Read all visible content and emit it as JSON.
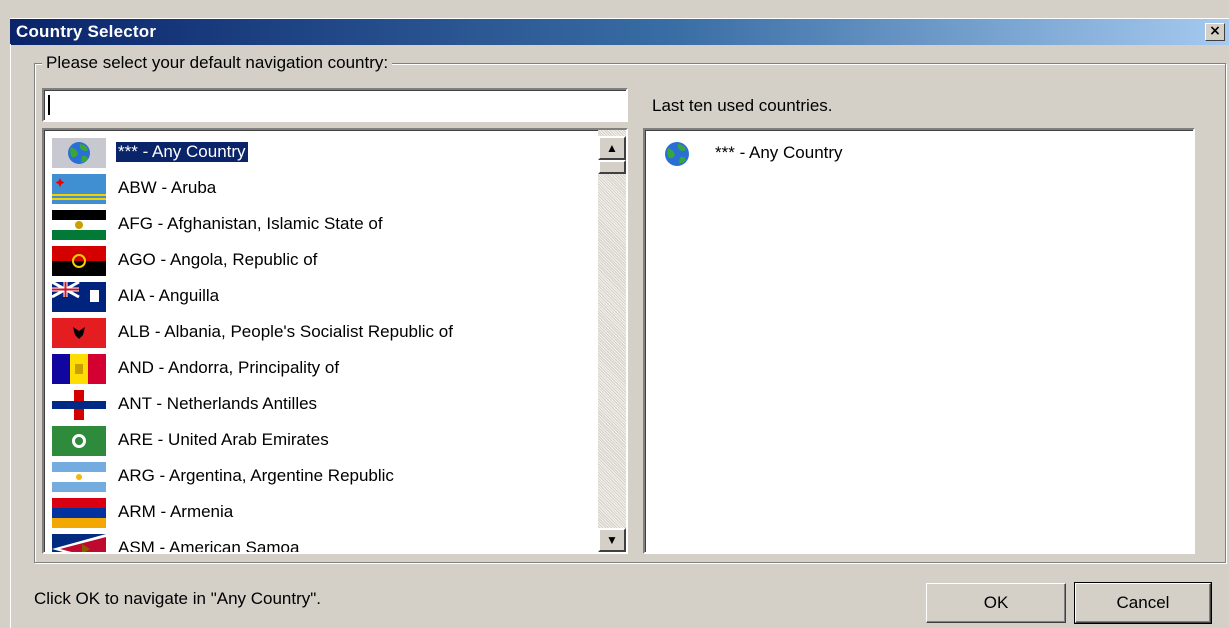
{
  "window": {
    "title": "Country Selector",
    "close_label": "×"
  },
  "group": {
    "legend": "Please select your default navigation country:"
  },
  "search": {
    "value": "",
    "placeholder": ""
  },
  "countries": [
    {
      "label": "*** - Any Country",
      "flag": "globe-icon",
      "selected": true
    },
    {
      "label": "ABW - Aruba",
      "flag": "aruba-flag-icon"
    },
    {
      "label": "AFG - Afghanistan, Islamic State of",
      "flag": "afghanistan-flag-icon"
    },
    {
      "label": "AGO - Angola, Republic of",
      "flag": "angola-flag-icon"
    },
    {
      "label": "AIA - Anguilla",
      "flag": "anguilla-flag-icon"
    },
    {
      "label": "ALB - Albania, People's Socialist Republic of",
      "flag": "albania-flag-icon"
    },
    {
      "label": "AND - Andorra, Principality of",
      "flag": "andorra-flag-icon"
    },
    {
      "label": "ANT - Netherlands Antilles",
      "flag": "netherlands-antilles-flag-icon"
    },
    {
      "label": "ARE - United Arab Emirates",
      "flag": "uae-flag-icon"
    },
    {
      "label": "ARG - Argentina, Argentine Republic",
      "flag": "argentina-flag-icon"
    },
    {
      "label": "ARM - Armenia",
      "flag": "armenia-flag-icon"
    },
    {
      "label": "ASM - American Samoa",
      "flag": "american-samoa-flag-icon"
    }
  ],
  "recent": {
    "label": "Last ten used countries.",
    "items": [
      {
        "label": "*** - Any Country",
        "flag": "globe-icon"
      }
    ]
  },
  "status": {
    "text": "Click OK to navigate in \"Any Country\"."
  },
  "buttons": {
    "ok": "OK",
    "cancel": "Cancel"
  },
  "colors": {
    "titlebar_start": "#0a246a",
    "titlebar_end": "#a6caf0",
    "selection": "#0a246a",
    "dialog_bg": "#d4d0c8"
  }
}
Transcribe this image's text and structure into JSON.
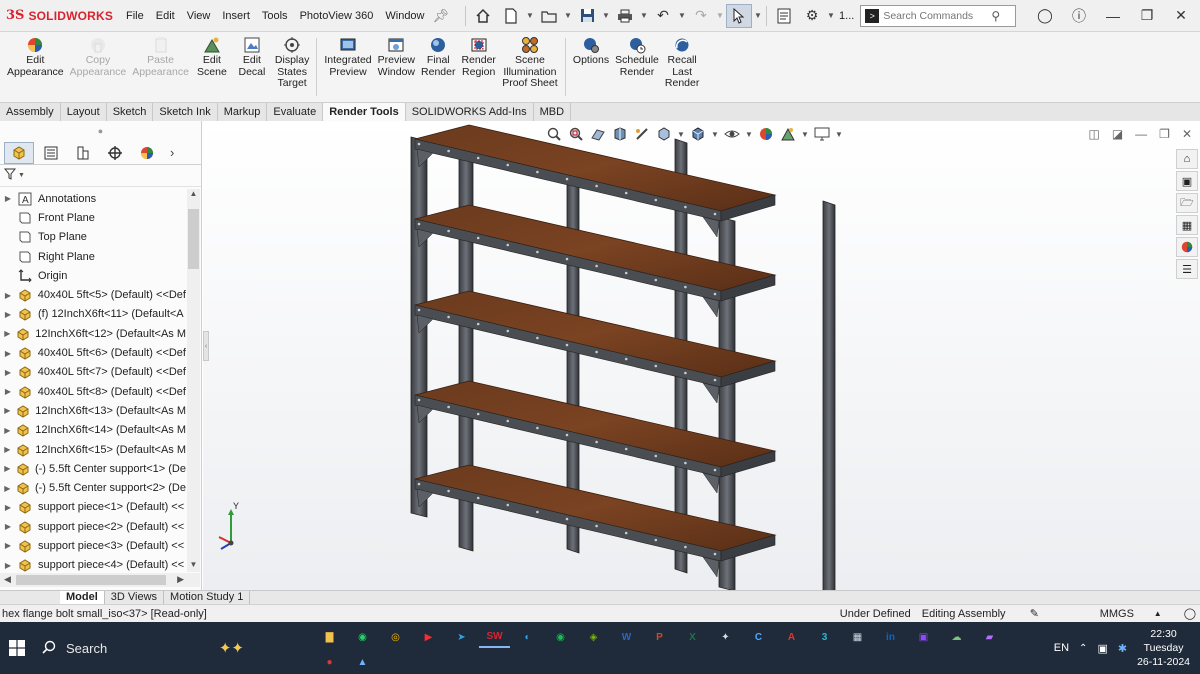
{
  "app": {
    "logo_ds": "3S",
    "logo_name": "SOLIDWORKS"
  },
  "menu": [
    "File",
    "Edit",
    "View",
    "Insert",
    "Tools",
    "PhotoView 360",
    "Window"
  ],
  "quick_access": {
    "more_label": "1..."
  },
  "search": {
    "placeholder": "Search Commands"
  },
  "ribbon": [
    {
      "label": "Edit\nAppearance",
      "icon": "appearance-icon",
      "disabled": false
    },
    {
      "label": "Copy\nAppearance",
      "icon": "copy-appearance-icon",
      "disabled": true
    },
    {
      "label": "Paste\nAppearance",
      "icon": "paste-appearance-icon",
      "disabled": true
    },
    {
      "label": "Edit\nScene",
      "icon": "scene-icon",
      "disabled": false
    },
    {
      "label": "Edit\nDecal",
      "icon": "decal-icon",
      "disabled": false
    },
    {
      "label": "Display\nStates\nTarget",
      "icon": "display-states-icon",
      "disabled": false
    },
    {
      "label": "Integrated\nPreview",
      "icon": "integrated-preview-icon",
      "disabled": false
    },
    {
      "label": "Preview\nWindow",
      "icon": "preview-window-icon",
      "disabled": false
    },
    {
      "label": "Final\nRender",
      "icon": "final-render-icon",
      "disabled": false
    },
    {
      "label": "Render\nRegion",
      "icon": "render-region-icon",
      "disabled": false
    },
    {
      "label": "Scene\nIllumination\nProof Sheet",
      "icon": "proof-sheet-icon",
      "disabled": false
    },
    {
      "label": "Options",
      "icon": "options-icon",
      "disabled": false
    },
    {
      "label": "Schedule\nRender",
      "icon": "schedule-render-icon",
      "disabled": false
    },
    {
      "label": "Recall\nLast\nRender",
      "icon": "recall-render-icon",
      "disabled": false
    }
  ],
  "command_tabs": [
    "Assembly",
    "Layout",
    "Sketch",
    "Sketch Ink",
    "Markup",
    "Evaluate",
    "Render Tools",
    "SOLIDWORKS Add-Ins",
    "MBD"
  ],
  "active_command_tab": "Render Tools",
  "tree": [
    {
      "label": "Annotations",
      "icon": "annotations-icon",
      "expand": true
    },
    {
      "label": "Front Plane",
      "icon": "plane-icon",
      "expand": false
    },
    {
      "label": "Top Plane",
      "icon": "plane-icon",
      "expand": false
    },
    {
      "label": "Right Plane",
      "icon": "plane-icon",
      "expand": false
    },
    {
      "label": "Origin",
      "icon": "origin-icon",
      "expand": false
    },
    {
      "label": "40x40L 5ft<5> (Default) <<Def",
      "icon": "part-icon",
      "expand": true
    },
    {
      "label": "(f) 12InchX6ft<11> (Default<A",
      "icon": "part-icon",
      "expand": true
    },
    {
      "label": "12InchX6ft<12> (Default<As M",
      "icon": "part-icon",
      "expand": true
    },
    {
      "label": "40x40L 5ft<6> (Default) <<Def",
      "icon": "part-icon",
      "expand": true
    },
    {
      "label": "40x40L 5ft<7> (Default) <<Def",
      "icon": "part-icon",
      "expand": true
    },
    {
      "label": "40x40L 5ft<8> (Default) <<Def",
      "icon": "part-icon",
      "expand": true
    },
    {
      "label": "12InchX6ft<13> (Default<As M",
      "icon": "part-icon",
      "expand": true
    },
    {
      "label": "12InchX6ft<14> (Default<As M",
      "icon": "part-icon",
      "expand": true
    },
    {
      "label": "12InchX6ft<15> (Default<As M",
      "icon": "part-icon",
      "expand": true
    },
    {
      "label": "(-) 5.5ft Center support<1> (De",
      "icon": "part-icon",
      "expand": true
    },
    {
      "label": "(-) 5.5ft Center support<2> (De",
      "icon": "part-icon",
      "expand": true
    },
    {
      "label": "support piece<1> (Default) <<",
      "icon": "part-icon",
      "expand": true
    },
    {
      "label": "support piece<2> (Default) <<",
      "icon": "part-icon",
      "expand": true
    },
    {
      "label": "support piece<3> (Default) <<",
      "icon": "part-icon",
      "expand": true
    },
    {
      "label": "support piece<4> (Default) <<",
      "icon": "part-icon",
      "expand": true
    }
  ],
  "bottom_tabs": [
    "Model",
    "3D Views",
    "Motion Study 1"
  ],
  "active_bottom_tab": "Model",
  "status": {
    "left": "hex flange bolt small_iso<37> [Read-only]",
    "state": "Under Defined",
    "mode": "Editing Assembly",
    "units": "MMGS"
  },
  "triad": {
    "y_label": "Y"
  },
  "taskbar": {
    "search_label": "Search",
    "apps": [
      {
        "name": "file-explorer-icon",
        "glyph": "▇",
        "color": "#f2c14e",
        "open": false
      },
      {
        "name": "whatsapp-icon",
        "glyph": "◉",
        "color": "#25d366",
        "open": false
      },
      {
        "name": "chrome-icon",
        "glyph": "◎",
        "color": "#fbbc05",
        "open": false
      },
      {
        "name": "youtube-icon",
        "glyph": "▶",
        "color": "#ff2b2b",
        "open": false
      },
      {
        "name": "telegram-icon",
        "glyph": "➤",
        "color": "#2aa3e0",
        "open": false
      },
      {
        "name": "solidworks-taskbar-icon",
        "glyph": "SW",
        "color": "#d9232f",
        "open": true
      },
      {
        "name": "edge-icon",
        "glyph": "◐",
        "color": "#2fa4ea",
        "open": false
      },
      {
        "name": "spotify-icon",
        "glyph": "◉",
        "color": "#1db954",
        "open": false
      },
      {
        "name": "nvidia-icon",
        "glyph": "◈",
        "color": "#76b900",
        "open": false
      },
      {
        "name": "word-icon",
        "glyph": "W",
        "color": "#2b65c5",
        "open": false
      },
      {
        "name": "powerpoint-icon",
        "glyph": "P",
        "color": "#d24726",
        "open": false
      },
      {
        "name": "excel-icon",
        "glyph": "X",
        "color": "#1e7145",
        "open": false
      },
      {
        "name": "inkscape-icon",
        "glyph": "✦",
        "color": "#dddddd",
        "open": false
      },
      {
        "name": "copilot-icon",
        "glyph": "C",
        "color": "#4aa8ff",
        "open": false
      },
      {
        "name": "acrobat-icon",
        "glyph": "A",
        "color": "#e2332a",
        "open": false
      },
      {
        "name": "app-3-icon",
        "glyph": "3",
        "color": "#2fb5c9",
        "open": false
      },
      {
        "name": "tiles-icon",
        "glyph": "▦",
        "color": "#cfd8e3",
        "open": false
      },
      {
        "name": "linkedin-icon",
        "glyph": "in",
        "color": "#0a66c2",
        "open": false
      },
      {
        "name": "twitch-icon",
        "glyph": "▣",
        "color": "#9146ff",
        "open": false
      },
      {
        "name": "cloud-icon",
        "glyph": "☁",
        "color": "#7cc47c",
        "open": false
      },
      {
        "name": "video-icon",
        "glyph": "▰",
        "color": "#b36cff",
        "open": false
      },
      {
        "name": "record-icon",
        "glyph": "●",
        "color": "#e33333",
        "open": false
      },
      {
        "name": "photos-icon",
        "glyph": "▲",
        "color": "#6fb3ff",
        "open": false
      }
    ],
    "language": "EN",
    "time": "22:30",
    "day": "Tuesday",
    "date": "26-11-2024"
  }
}
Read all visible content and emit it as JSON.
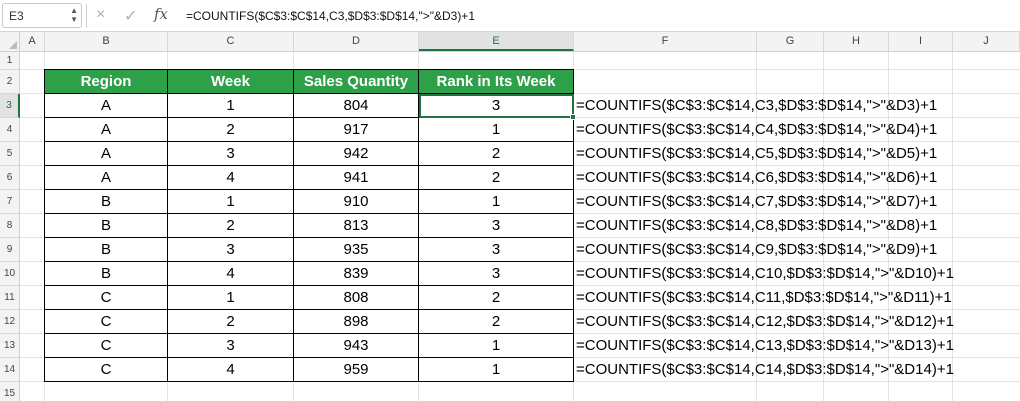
{
  "name_box": {
    "value": "E3",
    "stepper_icon": "chevron-up-down-icon"
  },
  "formula_bar": {
    "cancel_icon": "×",
    "confirm_icon": "✓",
    "fx_label": "fx",
    "formula": "=COUNTIFS($C$3:$C$14,C3,$D$3:$D$14,\">\"&D3)+1"
  },
  "columns": [
    "A",
    "B",
    "C",
    "D",
    "E",
    "F",
    "G",
    "H",
    "I",
    "J"
  ],
  "active_column": "E",
  "rows": [
    "1",
    "2",
    "3",
    "4",
    "5",
    "6",
    "7",
    "8",
    "9",
    "10",
    "11",
    "12",
    "13",
    "14",
    "15"
  ],
  "active_row": "3",
  "table": {
    "headers": [
      "Region",
      "Week",
      "Sales Quantity",
      "Rank in Its Week"
    ],
    "header_color": "#2fa04a",
    "data": [
      [
        "A",
        "1",
        "804",
        "3"
      ],
      [
        "A",
        "2",
        "917",
        "1"
      ],
      [
        "A",
        "3",
        "942",
        "2"
      ],
      [
        "A",
        "4",
        "941",
        "2"
      ],
      [
        "B",
        "1",
        "910",
        "1"
      ],
      [
        "B",
        "2",
        "813",
        "3"
      ],
      [
        "B",
        "3",
        "935",
        "3"
      ],
      [
        "B",
        "4",
        "839",
        "3"
      ],
      [
        "C",
        "1",
        "808",
        "2"
      ],
      [
        "C",
        "2",
        "898",
        "2"
      ],
      [
        "C",
        "3",
        "943",
        "1"
      ],
      [
        "C",
        "4",
        "959",
        "1"
      ]
    ]
  },
  "formulas": [
    "=COUNTIFS($C$3:$C$14,C3,$D$3:$D$14,\">\"&D3)+1",
    "=COUNTIFS($C$3:$C$14,C4,$D$3:$D$14,\">\"&D4)+1",
    "=COUNTIFS($C$3:$C$14,C5,$D$3:$D$14,\">\"&D5)+1",
    "=COUNTIFS($C$3:$C$14,C6,$D$3:$D$14,\">\"&D6)+1",
    "=COUNTIFS($C$3:$C$14,C7,$D$3:$D$14,\">\"&D7)+1",
    "=COUNTIFS($C$3:$C$14,C8,$D$3:$D$14,\">\"&D8)+1",
    "=COUNTIFS($C$3:$C$14,C9,$D$3:$D$14,\">\"&D9)+1",
    "=COUNTIFS($C$3:$C$14,C10,$D$3:$D$14,\">\"&D10)+1",
    "=COUNTIFS($C$3:$C$14,C11,$D$3:$D$14,\">\"&D11)+1",
    "=COUNTIFS($C$3:$C$14,C12,$D$3:$D$14,\">\"&D12)+1",
    "=COUNTIFS($C$3:$C$14,C13,$D$3:$D$14,\">\"&D13)+1",
    "=COUNTIFS($C$3:$C$14,C14,$D$3:$D$14,\">\"&D14)+1"
  ],
  "accent_color": "#217346"
}
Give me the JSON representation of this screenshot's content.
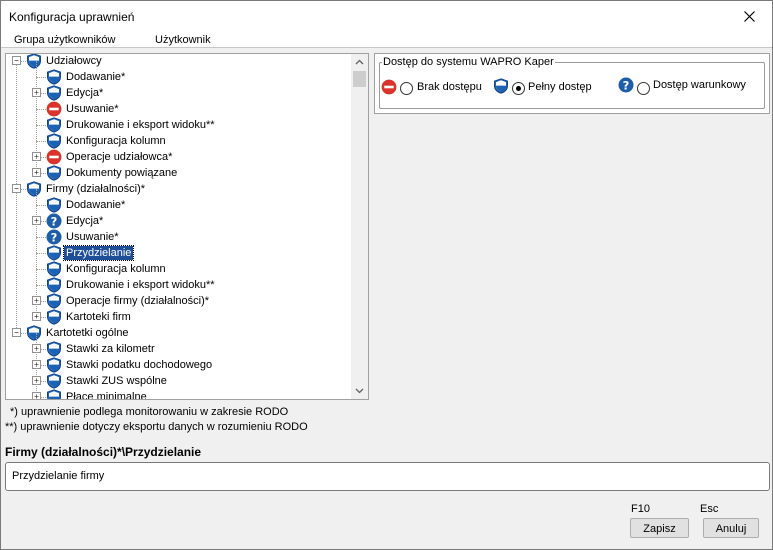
{
  "window": {
    "title": "Konfiguracja uprawnień"
  },
  "tabs": [
    "Grupa użytkowników",
    "Użytkownik"
  ],
  "tree": [
    {
      "label": "Udziałowcy",
      "level": 0,
      "expander": "minus",
      "icon": "shield"
    },
    {
      "label": "Dodawanie*",
      "level": 1,
      "expander": "none",
      "icon": "shield"
    },
    {
      "label": "Edycja*",
      "level": 1,
      "expander": "plus",
      "icon": "shield"
    },
    {
      "label": "Usuwanie*",
      "level": 1,
      "expander": "none",
      "icon": "deny"
    },
    {
      "label": "Drukowanie i eksport widoku**",
      "level": 1,
      "expander": "none",
      "icon": "shield"
    },
    {
      "label": "Konfiguracja kolumn",
      "level": 1,
      "expander": "none",
      "icon": "shield"
    },
    {
      "label": "Operacje udziałowca*",
      "level": 1,
      "expander": "plus",
      "icon": "deny"
    },
    {
      "label": "Dokumenty powiązane",
      "level": 1,
      "expander": "plus",
      "icon": "shield"
    },
    {
      "label": "Firmy (działalności)*",
      "level": 0,
      "expander": "minus",
      "icon": "shield"
    },
    {
      "label": "Dodawanie*",
      "level": 1,
      "expander": "none",
      "icon": "shield"
    },
    {
      "label": "Edycja*",
      "level": 1,
      "expander": "plus",
      "icon": "question"
    },
    {
      "label": "Usuwanie*",
      "level": 1,
      "expander": "none",
      "icon": "question"
    },
    {
      "label": "Przydzielanie",
      "level": 1,
      "expander": "none",
      "icon": "shield",
      "selected": true
    },
    {
      "label": "Konfiguracja kolumn",
      "level": 1,
      "expander": "none",
      "icon": "shield"
    },
    {
      "label": "Drukowanie i eksport widoku**",
      "level": 1,
      "expander": "none",
      "icon": "shield"
    },
    {
      "label": "Operacje firmy (działalności)*",
      "level": 1,
      "expander": "plus",
      "icon": "shield"
    },
    {
      "label": "Kartoteki firm",
      "level": 1,
      "expander": "plus",
      "icon": "shield"
    },
    {
      "label": "Kartotetki ogólne",
      "level": 0,
      "expander": "minus",
      "icon": "shield"
    },
    {
      "label": "Stawki za kilometr",
      "level": 1,
      "expander": "plus",
      "icon": "shield"
    },
    {
      "label": "Stawki podatku dochodowego",
      "level": 1,
      "expander": "plus",
      "icon": "shield"
    },
    {
      "label": "Stawki ZUS wspólne",
      "level": 1,
      "expander": "plus",
      "icon": "shield"
    },
    {
      "label": "Płace minimalne",
      "level": 1,
      "expander": "plus",
      "icon": "shield"
    }
  ],
  "notes": {
    "note1": "*) uprawnienie podlega monitorowaniu w zakresie RODO",
    "note2": "**) uprawnienie dotyczy eksportu danych w rozumieniu RODO"
  },
  "access": {
    "legend": "Dostęp do systemu WAPRO Kaper",
    "options": [
      {
        "label": "Brak dostępu",
        "icon": "deny",
        "selected": false
      },
      {
        "label": "Pełny dostęp",
        "icon": "shield",
        "selected": true
      },
      {
        "label": "Dostęp warunkowy",
        "icon": "question",
        "selected": false
      }
    ]
  },
  "selection": {
    "path": "Firmy (działalności)*\\Przydzielanie",
    "description": "Przydzielanie firmy"
  },
  "buttons": {
    "save_key": "F10",
    "save_label": "Zapisz",
    "cancel_key": "Esc",
    "cancel_label": "Anuluj"
  }
}
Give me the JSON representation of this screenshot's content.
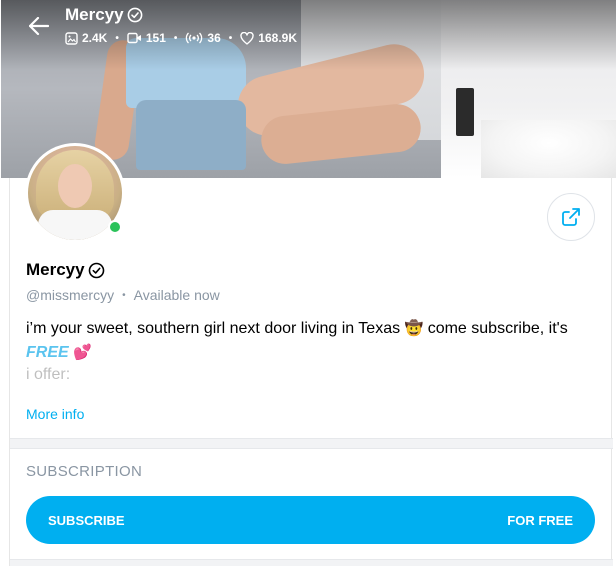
{
  "topbar": {
    "name": "Mercyy",
    "stats": {
      "photos": "2.4K",
      "videos": "151",
      "streams": "36",
      "likes": "168.9K"
    }
  },
  "profile": {
    "name": "Mercyy",
    "handle": "@missmercyy",
    "status": "Available now",
    "online": true,
    "bio": {
      "line1_text": "i’m your sweet, southern girl next door living in Texas",
      "line1_emoji": "🤠",
      "line1_tail": "come subscribe, it's",
      "free_word": "FREE",
      "free_emoji": "💕",
      "line3": "i offer:",
      "line4": "..."
    },
    "more_info": "More info"
  },
  "subscription": {
    "title": "SUBSCRIPTION",
    "button_left": "SUBSCRIBE",
    "button_right": "FOR FREE"
  },
  "colors": {
    "accent": "#00aff0",
    "free": "#5bc4ef",
    "online": "#2bc25a",
    "muted": "#8a96a3"
  },
  "icons": {
    "back": "arrow-left-icon",
    "verified": "verified-badge-icon",
    "photos": "image-icon",
    "videos": "video-icon",
    "streams": "broadcast-icon",
    "likes": "heart-icon",
    "share": "share-icon"
  }
}
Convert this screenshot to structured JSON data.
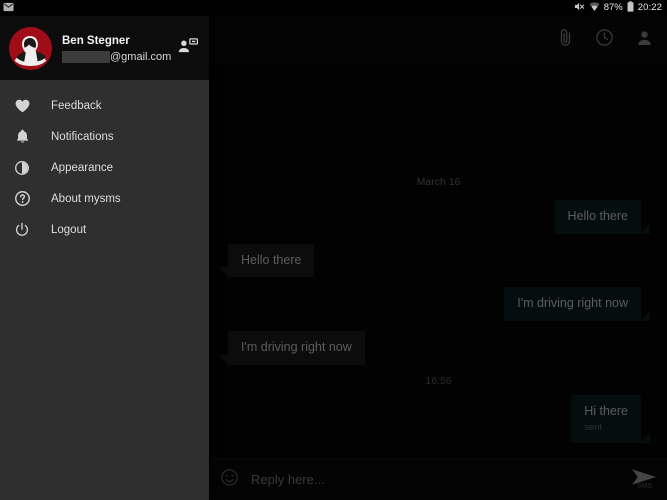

○ ○ ○ ○

◆ **The exercise**:
Filter the records above for lines containing the word "image", and copy those lines.

◆ **Exercise output**:
Transcribe this image's text and structure into JSON.
    "photos": "image-icon",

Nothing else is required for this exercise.